-- start Data excerpts --

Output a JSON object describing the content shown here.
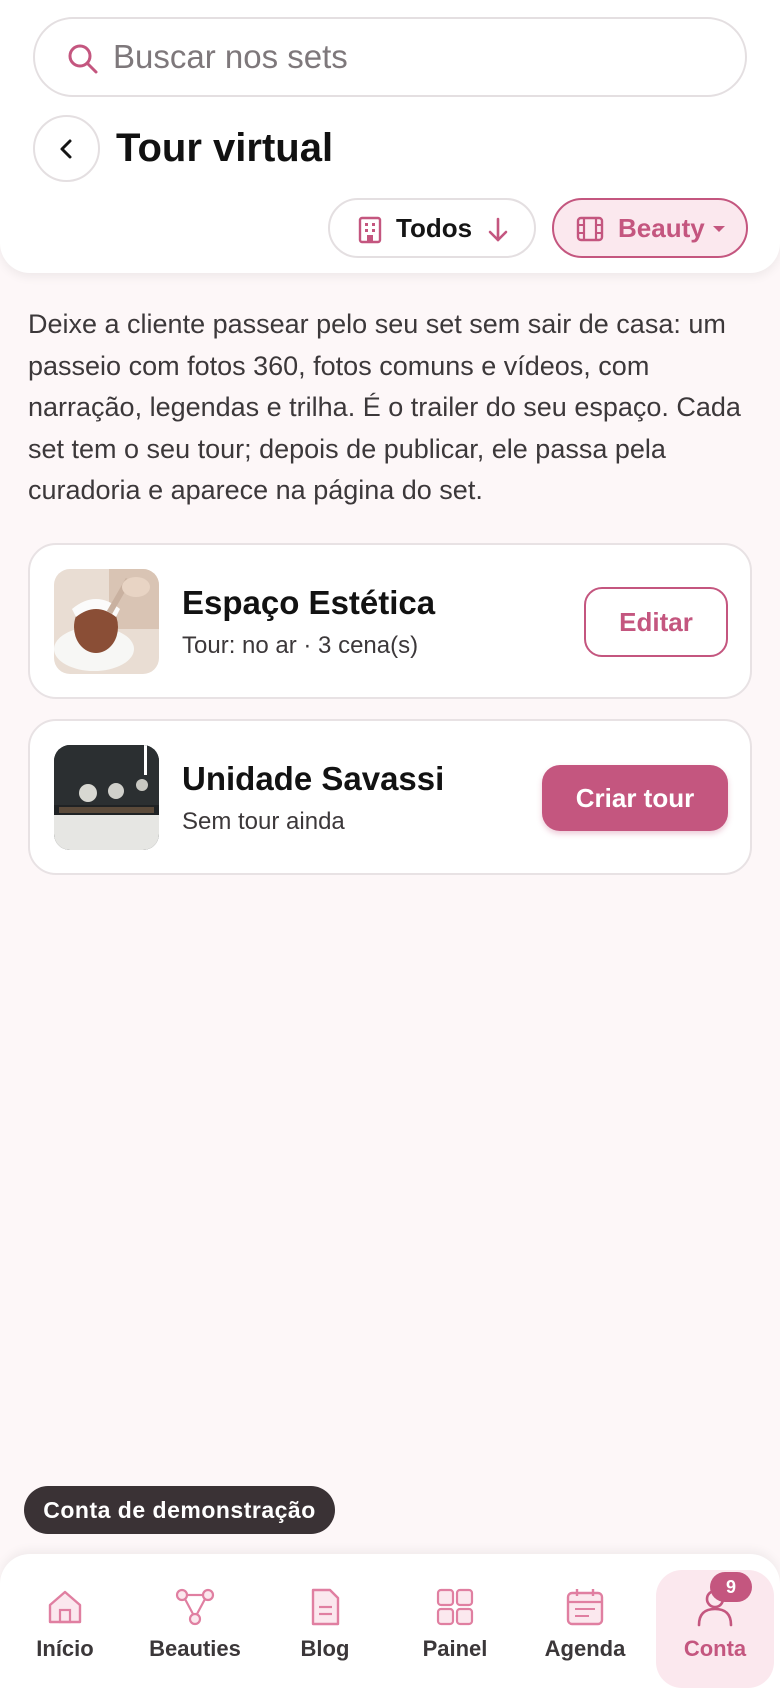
{
  "search": {
    "placeholder": "Buscar nos sets"
  },
  "header": {
    "title": "Tour virtual"
  },
  "filters": {
    "sort_label": "Todos",
    "category_label": "Beauty"
  },
  "description": "Deixe a cliente passear pelo seu set sem sair de casa: um passeio com fotos 360, fotos comuns e vídeos, com narração, legendas e trilha. É o trailer do seu espaço. Cada set tem o seu tour; depois de publicar, ele passa pela curadoria e aparece na página do set.",
  "sets": [
    {
      "name": "Espaço Estética",
      "status": "Tour: no ar · 3 cena(s)",
      "action": "Editar"
    },
    {
      "name": "Unidade Savassi",
      "status": "Sem tour ainda",
      "action": "Criar tour"
    }
  ],
  "demo_label": "Conta de demonstração",
  "nav": {
    "items": [
      {
        "label": "Início",
        "icon": "home-icon"
      },
      {
        "label": "Beauties",
        "icon": "network-icon"
      },
      {
        "label": "Blog",
        "icon": "document-icon"
      },
      {
        "label": "Painel",
        "icon": "grid-icon"
      },
      {
        "label": "Agenda",
        "icon": "calendar-icon"
      },
      {
        "label": "Conta",
        "icon": "user-icon"
      }
    ],
    "active": "Conta",
    "badge": "9"
  },
  "colors": {
    "accent": "#c4567f",
    "accent_light": "#fbe8ee",
    "background": "#fdf7f8"
  }
}
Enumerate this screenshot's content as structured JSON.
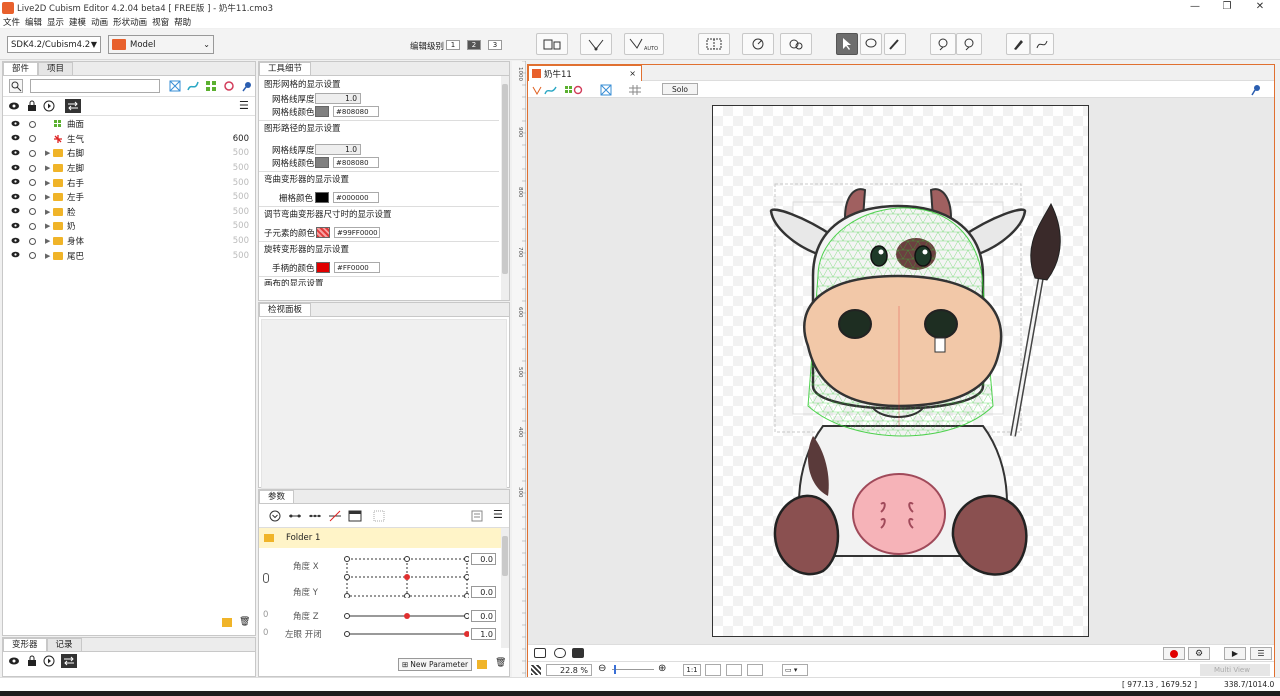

-- end Data excerpts --

■ Written exercise:
In the listing above, count each line that holds the string "content". Give the number only.

■ Correct output:
2